* _Page_
begin

Update: They're not terribly bright either. Note the second reason given for impeachment:
That Bush has violated the Geneva Contentions [sic; snort] by detaining people captured in Afghanistan, Pakistan and Iraq without formally charging them with crimes.
I've heard various versions of this accusation before, so perhaps I should point out that they're not being charged with any crime because they're prisoners of war, not criminals.

@2:14 PM

 
Things that make you go, Hmmm..
According to Glenn Reynolds, Daniel Ayalon, Israel's ambassador to the United States has made it clear that Israel regards the Iranian nuclear program as the world's problem, not Israel's problem. Reynolds goes on to opine that he doesn't think that the world can look to Israel to deal with Iran, nor should we blame the Israelis for taking that attitude.

I can certainly understand why Israel would prefer not to deal with the Iranian problem and I can't blame them. Still, the Israelis have got to know that Iran will likely test their first nuke in Tel Aviv. While nuts with nukes are certainly a problem for the world, these particular nuts are a particular problem for Israel. No denying that. On the other hand, while Israel might be capable of making an Osirak-type preemptive attack on Iran's nuke facilities, that would only be a temporary solution to the problem, as was the attack on the Osirak facilities. I'm wondering if 'taking this attitude' means they're pushing for a more permanent solution, whether that solution is fomenting internal revolt against the mullahs, or full-scale US intervention ala Iraq.

There too, if that's what they're after I can't say I blame them and, in fact, I would agree with them. Still, I can't believe that the Israelis will sit back and wait while Iran prepares their missile for launch.

Interesting times we live in.

@12:25 PM

 
If credibility were cash..
The New York Times would be spending it like a drunken sailor: Hugh Hewitt points to Editor & Publisher.

@8:08 AM

 
Just as we thought..
An interesting bit from Hugh Hewitt:
ABC News: Over the last 24 hours, ABC News has been reading hundreds of messages sent in by viewers in response to President Bush's claim that the media are undermining support for war in Iraq.

Viewer opinions ran the gamut, but the vast majority believed the media were biased in their Iraq coverage.

[...]

The latest national poll reveals that 31 percent of Americans believe the media make things in Iraq sound worse than they are.

end

* _Requirement A_
Rename "Tel Aviv" to "Haifa" in the post and write out the stretch between "I can certainly" and "intervention ala Iraq.", inclusive.
* _Requirement B_
Arrange the records between the lines holding "Find 32 of the" and "x-tick-label: didaktické xyxy=(222,409,299,428)", inclusive, as a Markdown table with the columns Row and Record line, omitting blank lines.
The post and the records are unrelated material.

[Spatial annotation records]
begin

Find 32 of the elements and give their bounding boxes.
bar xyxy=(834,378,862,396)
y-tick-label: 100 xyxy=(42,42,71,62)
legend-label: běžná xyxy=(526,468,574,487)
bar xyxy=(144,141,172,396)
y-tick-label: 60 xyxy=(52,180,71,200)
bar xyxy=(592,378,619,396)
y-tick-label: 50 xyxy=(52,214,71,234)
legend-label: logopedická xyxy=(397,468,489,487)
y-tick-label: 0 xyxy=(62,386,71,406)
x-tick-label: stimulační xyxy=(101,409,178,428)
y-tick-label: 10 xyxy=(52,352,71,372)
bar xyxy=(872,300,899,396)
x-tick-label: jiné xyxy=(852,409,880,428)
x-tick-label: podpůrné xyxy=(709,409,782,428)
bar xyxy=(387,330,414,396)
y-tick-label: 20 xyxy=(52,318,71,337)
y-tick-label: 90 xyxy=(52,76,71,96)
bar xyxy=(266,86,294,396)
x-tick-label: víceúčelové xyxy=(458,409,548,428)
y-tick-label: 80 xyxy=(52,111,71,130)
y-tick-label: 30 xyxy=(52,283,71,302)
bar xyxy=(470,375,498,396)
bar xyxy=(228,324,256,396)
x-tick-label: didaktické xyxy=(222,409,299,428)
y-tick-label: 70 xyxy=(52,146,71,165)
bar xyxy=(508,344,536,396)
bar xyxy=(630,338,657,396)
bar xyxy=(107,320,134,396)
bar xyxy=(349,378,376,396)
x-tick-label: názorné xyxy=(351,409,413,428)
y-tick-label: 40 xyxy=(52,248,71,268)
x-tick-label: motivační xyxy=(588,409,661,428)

end
begin

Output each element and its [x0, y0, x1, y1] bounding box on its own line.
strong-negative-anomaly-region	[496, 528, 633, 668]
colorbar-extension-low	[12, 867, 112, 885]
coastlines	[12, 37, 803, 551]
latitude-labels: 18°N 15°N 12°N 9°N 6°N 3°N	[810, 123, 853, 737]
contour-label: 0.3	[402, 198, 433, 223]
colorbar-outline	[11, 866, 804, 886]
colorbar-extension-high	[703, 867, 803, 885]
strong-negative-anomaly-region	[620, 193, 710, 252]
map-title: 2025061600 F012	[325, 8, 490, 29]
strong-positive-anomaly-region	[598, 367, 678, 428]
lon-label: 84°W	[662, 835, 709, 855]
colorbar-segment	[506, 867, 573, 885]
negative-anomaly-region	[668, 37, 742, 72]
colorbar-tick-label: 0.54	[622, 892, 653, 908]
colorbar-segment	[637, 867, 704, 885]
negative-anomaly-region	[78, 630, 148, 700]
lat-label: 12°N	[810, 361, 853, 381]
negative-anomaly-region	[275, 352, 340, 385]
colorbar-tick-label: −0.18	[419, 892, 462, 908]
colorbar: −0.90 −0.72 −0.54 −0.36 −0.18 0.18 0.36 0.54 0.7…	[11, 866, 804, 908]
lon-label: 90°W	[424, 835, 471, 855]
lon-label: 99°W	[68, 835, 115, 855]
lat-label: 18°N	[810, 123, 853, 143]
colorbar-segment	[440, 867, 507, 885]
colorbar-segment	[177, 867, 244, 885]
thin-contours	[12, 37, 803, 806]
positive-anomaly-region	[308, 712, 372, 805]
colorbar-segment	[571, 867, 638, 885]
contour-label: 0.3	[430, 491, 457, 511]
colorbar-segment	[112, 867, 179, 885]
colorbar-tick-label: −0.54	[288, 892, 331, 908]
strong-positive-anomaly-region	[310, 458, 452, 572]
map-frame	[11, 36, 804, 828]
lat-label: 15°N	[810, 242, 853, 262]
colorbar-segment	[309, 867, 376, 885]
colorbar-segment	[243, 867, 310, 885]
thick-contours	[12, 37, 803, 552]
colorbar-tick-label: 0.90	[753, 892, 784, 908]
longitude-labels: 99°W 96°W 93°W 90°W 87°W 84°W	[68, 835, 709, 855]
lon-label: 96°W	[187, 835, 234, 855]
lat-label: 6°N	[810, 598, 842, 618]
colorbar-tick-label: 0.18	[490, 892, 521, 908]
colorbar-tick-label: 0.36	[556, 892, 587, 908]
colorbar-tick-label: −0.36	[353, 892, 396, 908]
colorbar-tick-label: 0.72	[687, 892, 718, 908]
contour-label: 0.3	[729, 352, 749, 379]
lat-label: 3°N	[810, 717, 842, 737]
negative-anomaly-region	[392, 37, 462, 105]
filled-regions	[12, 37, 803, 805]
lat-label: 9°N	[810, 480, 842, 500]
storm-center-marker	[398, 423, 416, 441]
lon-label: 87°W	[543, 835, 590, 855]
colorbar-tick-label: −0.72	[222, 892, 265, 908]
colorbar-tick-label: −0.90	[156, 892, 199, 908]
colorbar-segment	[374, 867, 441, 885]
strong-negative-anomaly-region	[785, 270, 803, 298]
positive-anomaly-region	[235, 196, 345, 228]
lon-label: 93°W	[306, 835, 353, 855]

end

* _Task output A_
I can certainly understand why Israel would prefer not to deal with the Iranian problem and I can't blame them. Still, the Israelis have got to know that Iran will likely test their first nuke in Haifa. While nuts with nukes are certainly a problem for the world, these particular nuts are a particular problem for Israel. No denying that. On the other hand, while Israel might be capable of making an Osirak-type preemptive attack on Iran's nuke facilities, that would only be a temporary solution to the problem, as was the attack on the Osirak facilities. I'm wondering if 'taking this attitude' means they're pushing for a more permanent solution, whether that solution is fomenting internal revolt against the mullahs, or full-scale US intervention ala Iraq.

* _Task output B_
| Row | Record line |
|---|---|
| 1 | Find 32 of the elements and give their bounding boxes. |
| 2 | bar xyxy=(834,378,862,396) |
| 3 | y-tick-label: 100 xyxy=(42,42,71,62) |
| 4 | legend-label: běžná xyxy=(526,468,574,487) |
| 5 | bar xyxy=(144,141,172,396) |
| 6 | y-tick-label: 60 xyxy=(52,180,71,200) |
| 7 | bar xyxy=(592,378,619,396) |
| 8 | y-tick-label: 50 xyxy=(52,214,71,234) |
| 9 | legend-label: logopedická xyxy=(397,468,489,487) |
| 10 | y-tick-label: 0 xyxy=(62,386,71,406) |
| 11 | x-tick-label: stimulační xyxy=(101,409,178,428) |
| 12 | y-tick-label: 10 xyxy=(52,352,71,372) |
| 13 | bar xyxy=(872,300,899,396) |
| 14 | x-tick-label: jiné xyxy=(852,409,880,428) |
| 15 | x-tick-label: podpůrné xyxy=(709,409,782,428) |
| 16 | bar xyxy=(387,330,414,396) |
| 17 | y-tick-label: 20 xyxy=(52,318,71,337) |
| 18 | y-tick-label: 90 xyxy=(52,76,71,96) |
| 19 | bar xyxy=(266,86,294,396) |
| 20 | x-tick-label: víceúčelové xyxy=(458,409,548,428) |
| 21 | y-tick-label: 80 xyxy=(52,111,71,130) |
| 22 | y-tick-label: 30 xyxy=(52,283,71,302) |
| 23 | bar xyxy=(470,375,498,396) |
| 24 | bar xyxy=(228,324,256,396) |
| 25 | x-tick-label: didaktické xyxy=(222,409,299,428) |